[Exercise task]
Note how many lines hold the string "ingår" and give that number without any other words.

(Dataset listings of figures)
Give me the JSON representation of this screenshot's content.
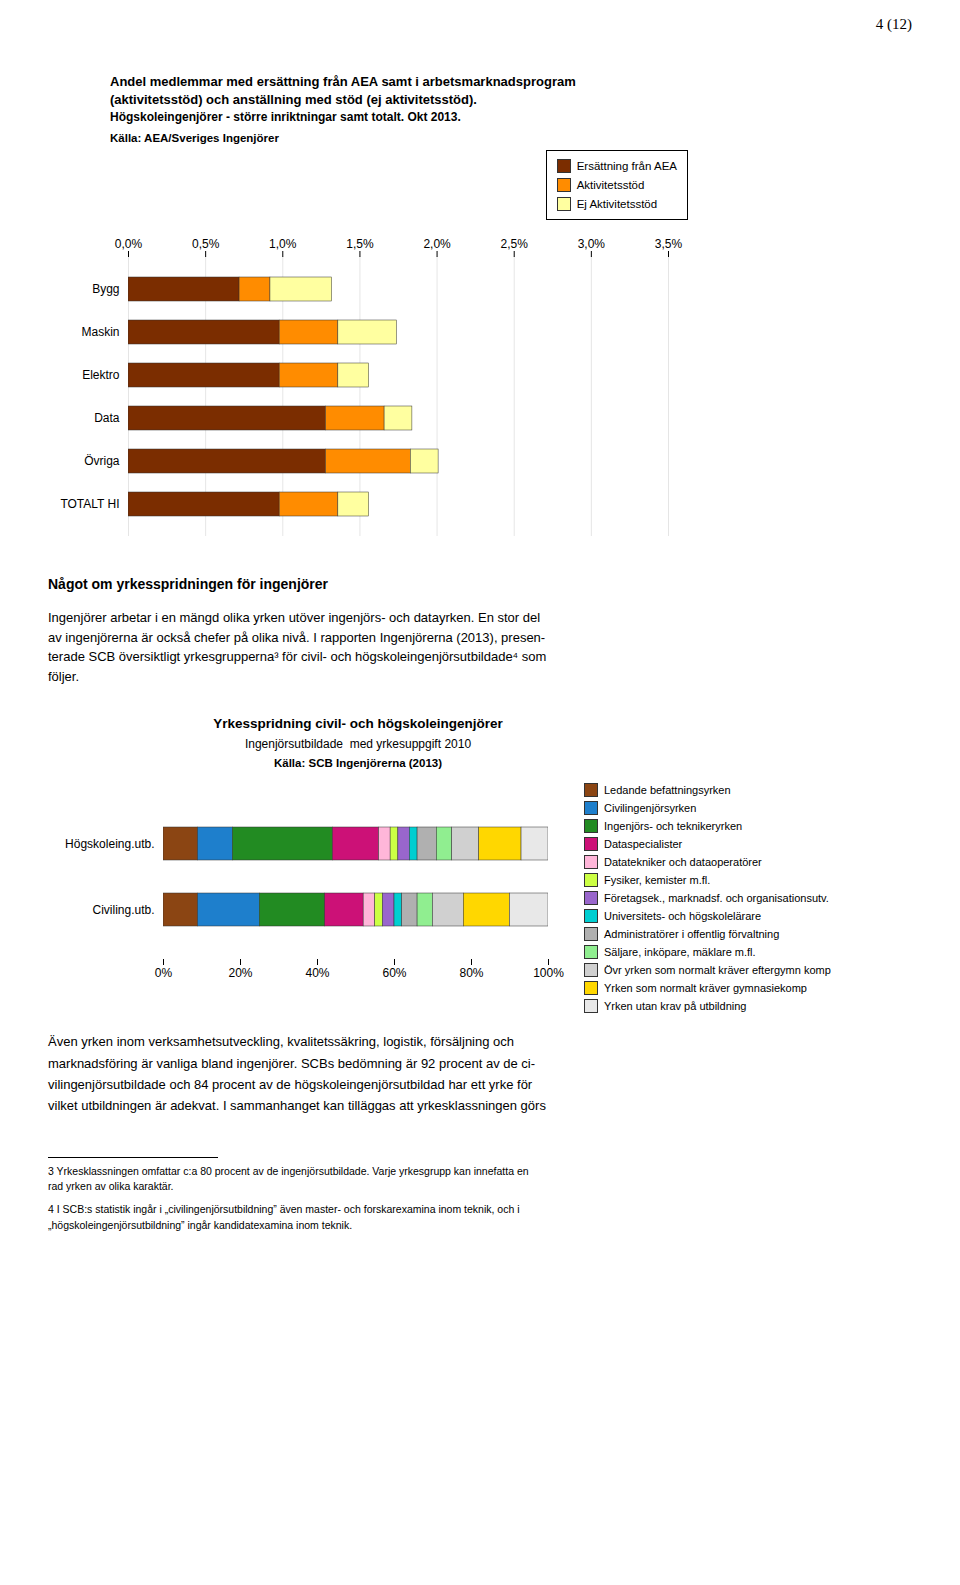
{
  "chart_data": [
    {
      "type": "bar",
      "orientation": "horizontal",
      "stacked": true,
      "title": "Andel medlemmar med ersättning från AEA samt i arbetsmarknadsprogram\n(aktivitetsstöd) och anställning med stöd (ej aktivitetsstöd).",
      "subtitle": "Högskoleingenjörer - större inriktningar samt totalt. Okt 2013.",
      "annotations": [
        "4 (12)",
        "Källa: AEA/Sveriges Ingenjörer"
      ],
      "categories": [
        "Bygg",
        "Maskin",
        "Elektro",
        "Data",
        "Övriga",
        "TOTALT HI"
      ],
      "series": [
        {
          "name": "Ersättning från AEA",
          "color": "#7B2D00",
          "values": [
            0.0072,
            0.0098,
            0.0098,
            0.0128,
            0.0128,
            0.0098
          ]
        },
        {
          "name": "Aktivitetsstöd",
          "color": "#FF8C00",
          "values": [
            0.002,
            0.0038,
            0.0038,
            0.0038,
            0.0055,
            0.0038
          ]
        },
        {
          "name": "Ej Aktivitetsstöd",
          "color": "#FFFFA0",
          "values": [
            0.004,
            0.0038,
            0.002,
            0.0018,
            0.0018,
            0.002
          ]
        }
      ],
      "xlim": [
        0,
        0.035
      ],
      "xticks": [
        {
          "value": 0.0,
          "label": "0,0%"
        },
        {
          "value": 0.005,
          "label": "0,5%"
        },
        {
          "value": 0.01,
          "label": "1,0%"
        },
        {
          "value": 0.015,
          "label": "1,5%"
        },
        {
          "value": 0.02,
          "label": "2,0%"
        },
        {
          "value": 0.025,
          "label": "2,5%"
        },
        {
          "value": 0.03,
          "label": "3,0%"
        },
        {
          "value": 0.035,
          "label": "3,5%"
        }
      ],
      "grid": true,
      "legend": "upper right"
    },
    {
      "type": "bar",
      "orientation": "horizontal",
      "stacked": true,
      "title": "Yrkesspridning civil- och högskoleingenjörer",
      "subtitle": "Ingenjörsutbildade  med yrkesuppgift 2010",
      "annotations": [
        "Något om yrkesspridningen för ingenjörer",
        "Ingenjörer arbetar i en mängd olika yrken utöver ingenjörs- och datayrken. En stor del\nav ingenjörerna är också chefer på olika nivå. I rapporten Ingenjörerna (2013), presen-\nterade SCB översiktligt yrkesgrupperna³ för civil- och högskoleingenjörsutbildade⁴ som\nföljer.",
        "Källa: SCB Ingenjörerna (2013)",
        "Även yrken inom verksamhetsutveckling, kvalitetssäkring, logistik, försäljning och",
        "marknadsföring är vanliga bland ingenjörer. SCBs bedömning är 92 procent av de ci-",
        "vilingenjörsutbildade och 84 procent av de högskoleingenjörsutbildad har ett yrke för",
        "vilket utbildningen är adekvat. I sammanhanget kan tilläggas att yrkesklassningen görs",
        "3 Yrkesklassningen omfattar c:a 80 procent av de ingenjörsutbildade. Varje yrkesgrupp kan innefatta en",
        "rad yrken av olika karaktär.",
        "4 I SCB:s statistik ingår i „civilingenjörsutbildning” även master- och forskarexamina inom teknik, och i",
        "„högskoleingenjörsutbildning” ingår kandidatexamina inom teknik."
      ],
      "categories": [
        "Högskoleing.utb.",
        "Civiling.utb."
      ],
      "series": [
        {
          "name": "Ledande befattningsyrken",
          "color": "#8B4513",
          "values": [
            0.09,
            0.09
          ]
        },
        {
          "name": "Civilingenjörsyrken",
          "color": "#1E7FCC",
          "values": [
            0.09,
            0.16
          ]
        },
        {
          "name": "Ingenjörs- och teknikeryrken",
          "color": "#228B22",
          "values": [
            0.26,
            0.17
          ]
        },
        {
          "name": "Dataspecialister",
          "color": "#CC1177",
          "values": [
            0.12,
            0.1
          ]
        },
        {
          "name": "Datatekniker och dataoperatörer",
          "color": "#FFB6D9",
          "values": [
            0.03,
            0.03
          ]
        },
        {
          "name": "Fysiker, kemister m.fl.",
          "color": "#CCFF44",
          "values": [
            0.02,
            0.02
          ]
        },
        {
          "name": "Företagsek., marknadsf. och organisationsutv.",
          "color": "#9966CC",
          "values": [
            0.03,
            0.03
          ]
        },
        {
          "name": "Universitets- och högskolelärare",
          "color": "#00CED1",
          "values": [
            0.02,
            0.02
          ]
        },
        {
          "name": "Administratörer i offentlig förvaltning",
          "color": "#B0B0B0",
          "values": [
            0.05,
            0.04
          ]
        },
        {
          "name": "Säljare, inköpare, mäklare m.fl.",
          "color": "#90EE90",
          "values": [
            0.04,
            0.04
          ]
        },
        {
          "name": "Övr yrken som normalt kräver eftergymn komp",
          "color": "#D0D0D0",
          "values": [
            0.07,
            0.08
          ]
        },
        {
          "name": "Yrken som normalt kräver gymnasiekomp",
          "color": "#FFD700",
          "values": [
            0.11,
            0.12
          ]
        },
        {
          "name": "Yrken utan krav på utbildning",
          "color": "#E8E8E8",
          "values": [
            0.07,
            0.1
          ]
        }
      ],
      "xlim": [
        0,
        1
      ],
      "xticks": [
        {
          "value": 0,
          "label": "0%"
        },
        {
          "value": 0.2,
          "label": "20%"
        },
        {
          "value": 0.4,
          "label": "40%"
        },
        {
          "value": 0.6,
          "label": "60%"
        },
        {
          "value": 0.8,
          "label": "80%"
        },
        {
          "value": 1.0,
          "label": "100%"
        }
      ],
      "grid": false,
      "legend": "right"
    }
  ]
}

[Result of this task]
2